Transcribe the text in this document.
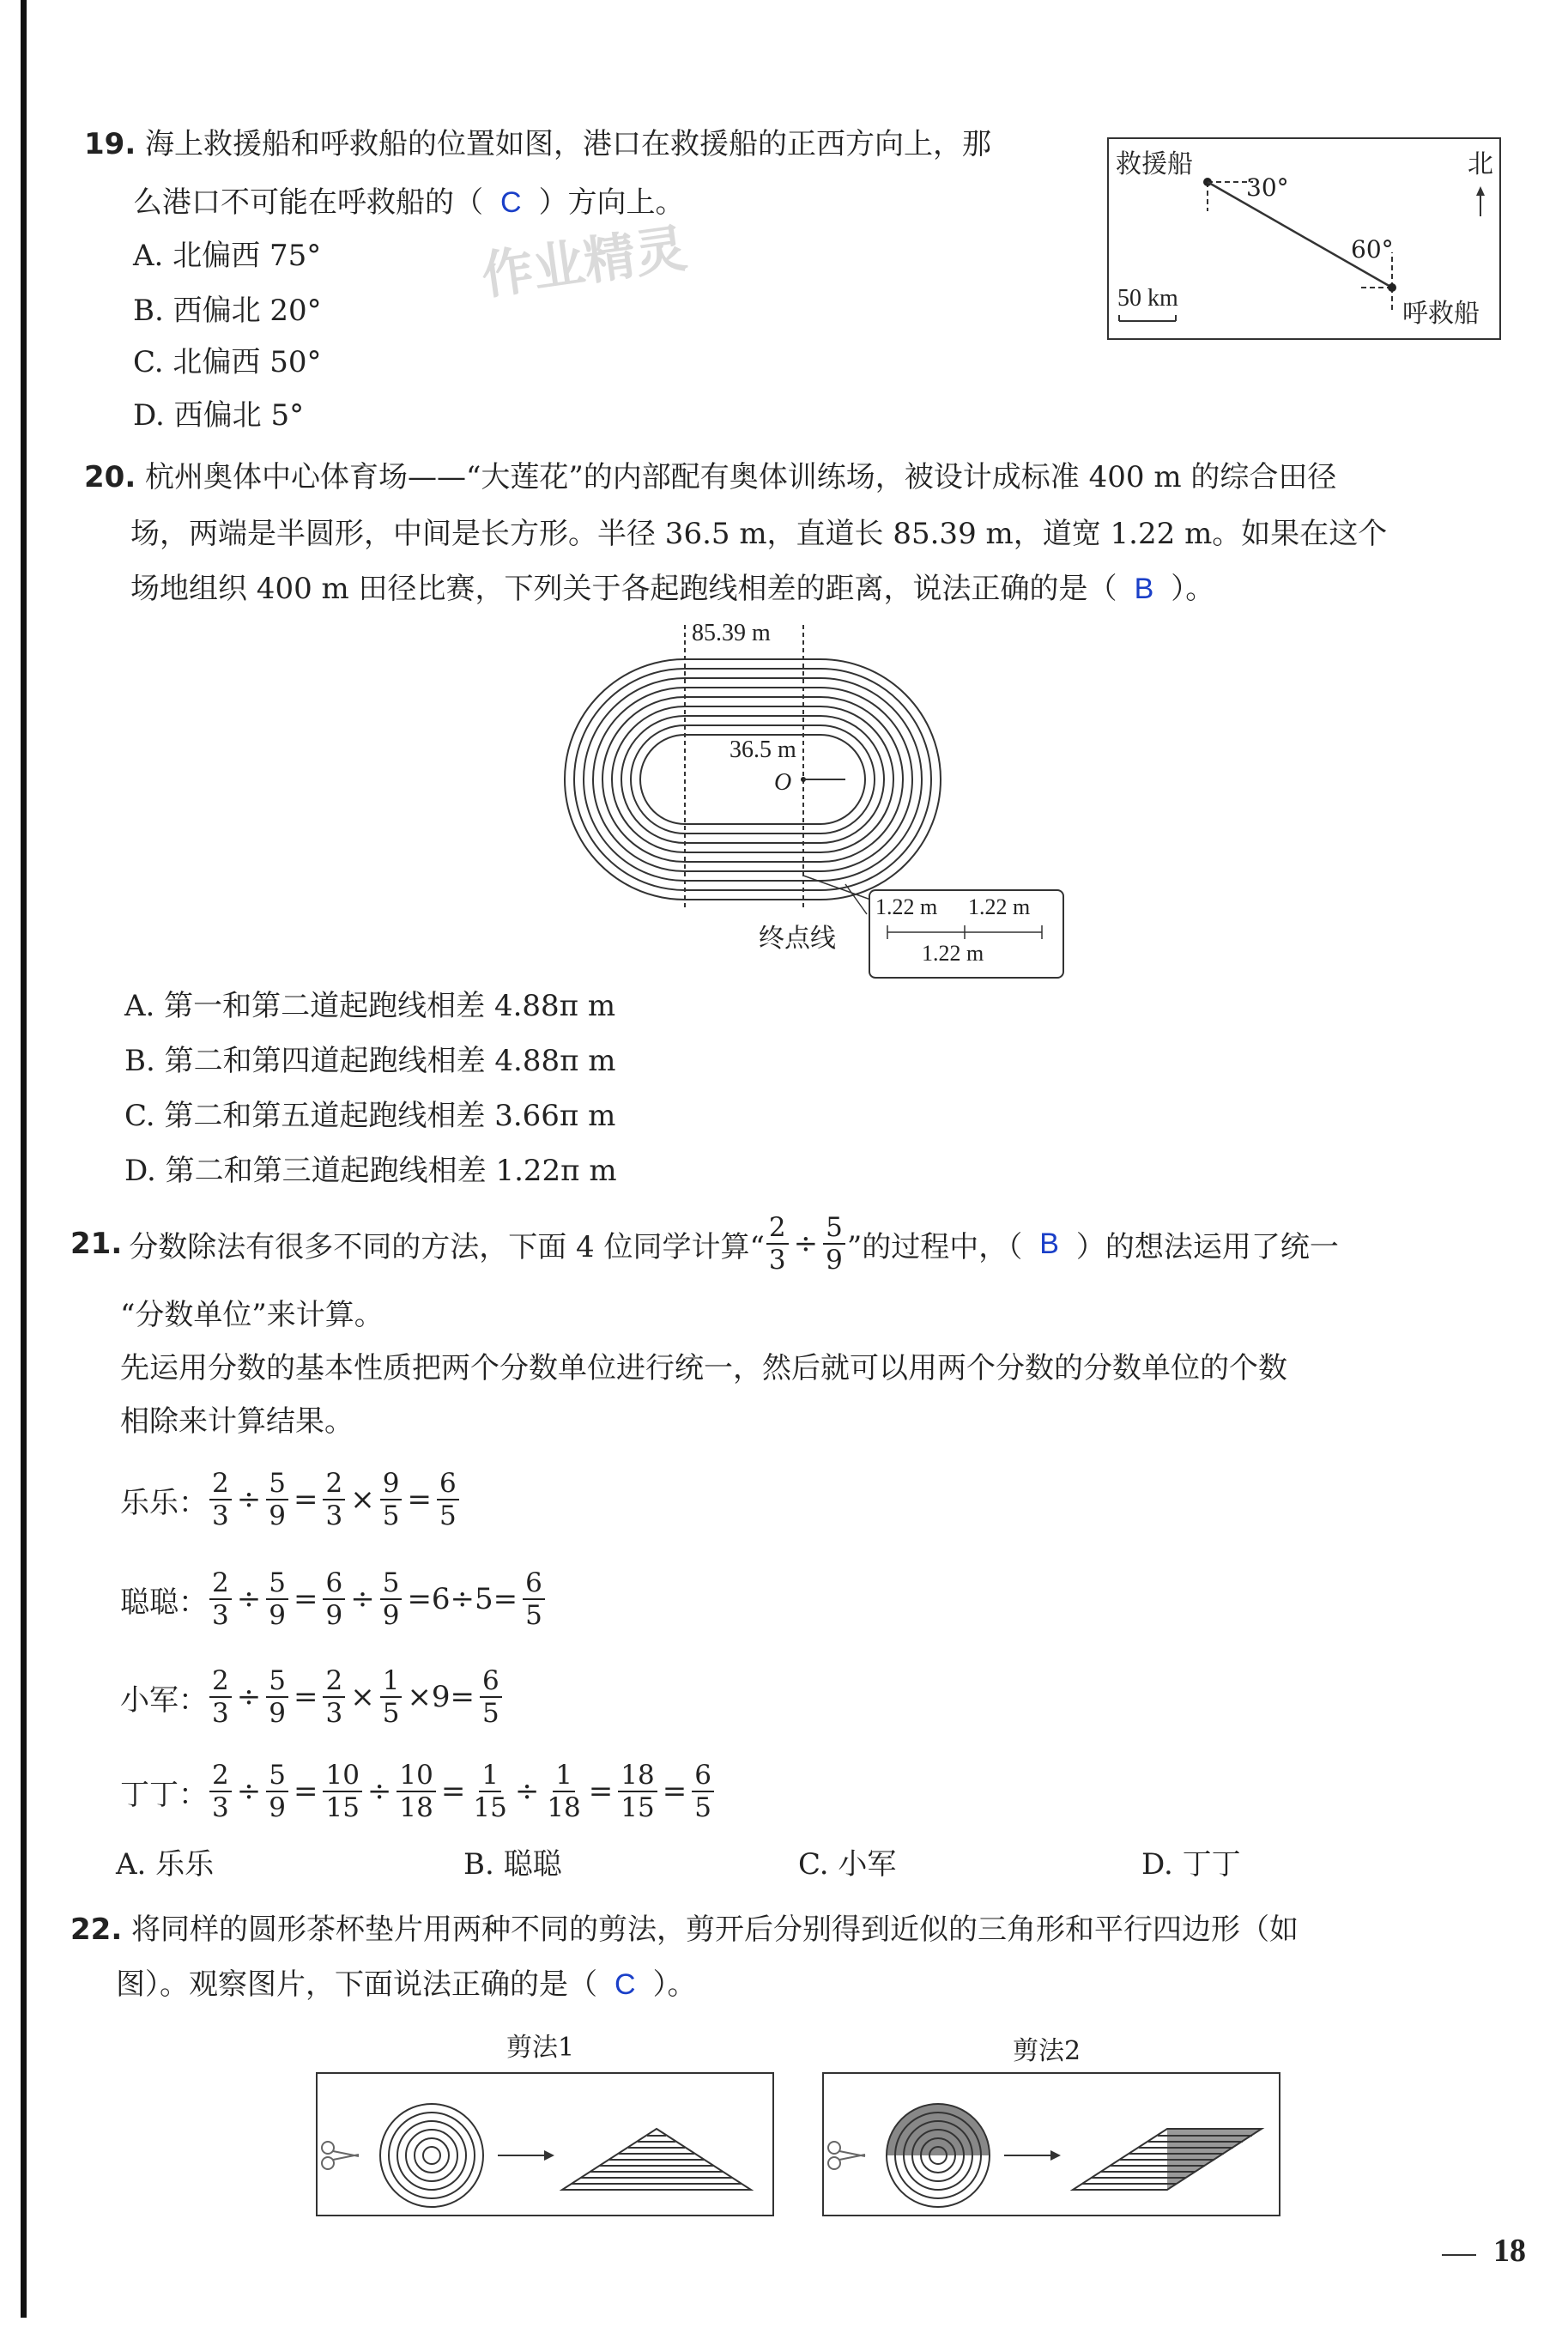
19. 海上救援船和呼救船的位置如图，港口在救援船的正西方向上，那
么港口不可能在呼救船的（ C ）方向上。
作业精灵
A. 北偏西 75°
B. 西偏北 20°
C. 北偏西 50°
D. 西偏北 5°
救援船
30°
北
60°
50 km
呼救船
20. 杭州奥体中心体育场——“大莲花”的内部配有奥体训练场，被设计成标准 400 m 的综合田径
场，两端是半圆形，中间是长方形。半径 36.5 m，直道长 85.39 m，道宽 1.22 m。如果在这个
场地组织 400 m 田径比赛，下列关于各起跑线相差的距离，说法正确的是（ B ）。
85.39 m
36.5 m
O
终点线
1.22 m 1.22 m
1.22 m
A. 第一和第二道起跑线相差 4.88π m
B. 第二和第四道起跑线相差 4.88π m
C. 第二和第五道起跑线相差 3.66π m
D. 第二和第三道起跑线相差 1.22π m
21. 分数除法有很多不同的方法，下面 4 位同学计算“ $\frac{2}{3} \div \frac{5}{9}$ ”的过程中，（ B ）的想法运用了统一
“分数单位”来计算。
先运用分数的基本性质把两个分数单位进行统一，然后就可以用两个分数的分数单位的个数
相除来计算结果。
乐乐： $\frac{2}{3} \div \frac{5}{9} = \frac{2}{3} \times \frac{9}{5} = \frac{6}{5}$
聪聪： $\frac{2}{3} \div \frac{5}{9} = \frac{6}{9} \div \frac{5}{9} =6\div 5= \frac{6}{5}$
小军： $\frac{2}{3} \div \frac{5}{9} = \frac{2}{3} \times \frac{1}{5} \times 9= \frac{6}{5}$
丁丁： $\frac{2}{3} \div \frac{5}{9} = \frac{10}{15} \div \frac{10}{18} = \frac{1}{15} \div \frac{1}{18} = \frac{18}{15} = \frac{6}{5}$
A. 乐乐	B. 聪聪	C. 小军	D. 丁丁
22. 将同样的圆形茶杯垫片用两种不同的剪法，剪开后分别得到近似的三角形和平行四边形（如
图）。观察图片，下面说法正确的是（ C ）。
剪法1	剪法2
18
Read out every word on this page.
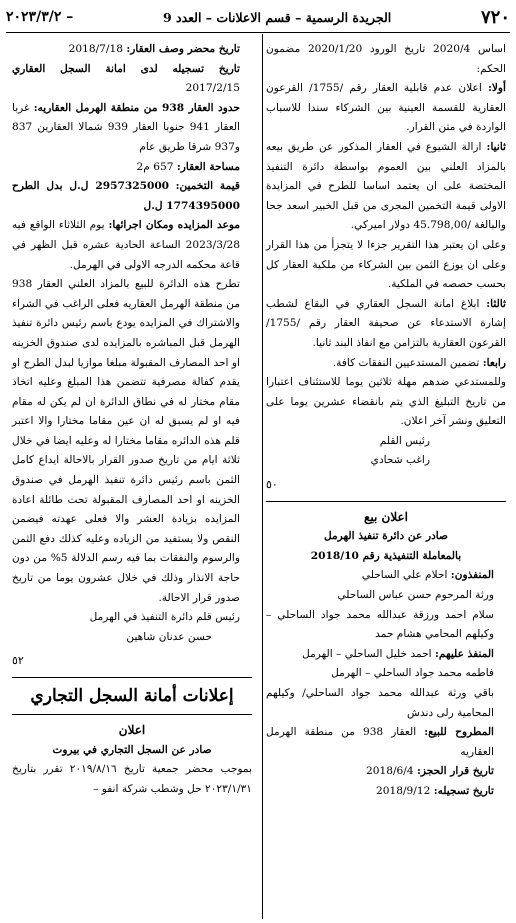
٧٢٠
الجريدة الرسمية – قسم الاعلانات – العدد 9
٢٠٢٣/٣/٢ –

اساس 2020/4 تاريخ الورود 2020/1/20 مضمون الحكم:

أولا: اعلان عدم قابلية العقار رقم /1755/ القرعون العقارية للقسمة العينية بين الشركاء سندا للاسباب الواردة في متن القرار.

ثانيا: ازالة الشيوع في العقار المذكور عن طريق بيعه بالمزاد العلني بين العموم بواسطة دائرة التنفيذ المختصة على ان يعتمد اساسا للطرح في المزايدة الاولى قيمة التخمين المجرى من قبل الخبير اسعد جحا والبالغة /45.798,00 دولار اميركي.

وعلى ان يعتبر هذا التقرير جزءا لا يتجزأ من هذا القرار وعلى ان يوزع الثمن بين الشركاء من ملكية العقار كل بحسب حصصه في الملكية.

ثالثا: ابلاغ امانة السجل العقاري في البقاع لشطب إشارة الاستدعاء عن صحيفة العقار رقم /1755/ القرعون العقارية بالتزامن مع انفاذ البند ثانيا.

رابعا: تضمين المستدعيين النفقات كافة.

وللمستدعي ضدهم مهلة ثلاثين يوما للاستئناف اعتبارا من تاريخ التبليغ الذي يتم بانقضاء عشرين يوما على التعليق ونشر آخر اعلان.

رئيس القلم

راغب شحادي

٥٠

اعلان بيع

صادر عن دائرة تنفيذ الهرمل

بالمعاملة التنفيذية رقم 2018/10

المنفذون: احلام علي الساحلي

ورثة المرحوم حسن عباس الساحلي

سلام احمد ورزقة عبدالله محمد جواد الساحلي – وكيلهم المحامي هشام حمد

المنفذ عليهم: احمد خليل الساحلي – الهرمل

فاطمه محمد جواد الساحلي – الهرمل

باقي ورثة عبدالله محمد جواد الساحلي/ وكيلهم المحامية رلى دندش

المطروح للبيع: العقار 938 من منطقة الهرمل العقاريه

تاريخ قرار الحجز: 2018/6/4

تاريخ تسجيله: 2018/9/12

تاريخ محضر وصف العقار: 2018/7/18

تاريخ تسجيله لدى امانة السجل العقاري 2017/2/15

حدود العقار 938 من منطقة الهرمل العقاريه: غربا العقار 941 جنوبا العقار 939 شمالا العقارين 837 و937 شرقا طريق عام

مساحة العقار: 657 م2

قيمة التخمين: 2957325000 ل.ل بدل الطرح 1774395000 ل.ل

موعد المزايده ومكان اجرائها: يوم الثلاثاء الواقع فيه 2023/3/28 الساعة الحادية عشره قبل الظهر في قاعة محكمه الدرجه الاولى في الهرمل.

تطرح هذه الدائرة للبيع بالمزاد العلني العقار 938 من منطقة الهرمل العقاريه فعلى الراغب في الشراء والاشتراك في المزايده يودع باسم رئيس دائرة تنفيذ الهرمل قبل المباشره بالمزايده لدى صندوق الخزينه او احد المصارف المقبولة مبلغا موازيا لبدل الطرح او يقدم كفالة مصرفية تتضمن هذا المبلغ وعليه اتخاذ مقام مختار له في نطاق الدائرة ان لم يكن له مقام فيه او لم يسبق له ان عين مقاما مختارا والا اعتبر قلم هذه الدائره مقاما مختارا له وعليه ايضا في خلال ثلاثة ايام من تاريخ صدور القرار بالاحالة ايداع كامل الثمن باسم رئيس دائرة تنفيذ الهرمل في صندوق الخزينه او احد المصارف المقبولة تحت طائلة اعادة المزايده بزيادة العشر والا فعلى عهدته فيضمن النقص ولا يستفيد من الزياده وعليه كذلك دفع الثمن والرسوم والنفقات بما فيه رسم الدلالة 5% من دون حاجة الانذار وذلك في خلال عشرون يوما من تاريخ صدور قرار الاحالة.

رئيس قلم دائرة التنفيذ في الهرمل

حسن عدنان شاهين

٥٢

إعلانات أمانة السجل التجاري

اعلان

صادر عن السجل التجاري في بيروت

بموجب محضر جمعية تاريخ ٢٠١٩/٨/١٦ تقرر بتاريخ ٢٠٢٣/١/٣١ حل وشطب شركة انفو –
━━━━
■ Task directions
Extract each line holding the word "ورثة" from the records.

■ Correct result
ورثة المرحوم حسن عباس الساحلي
باقي ورثة عبدالله محمد جواد الساحلي/ وكيلهم المحامية رلى دندش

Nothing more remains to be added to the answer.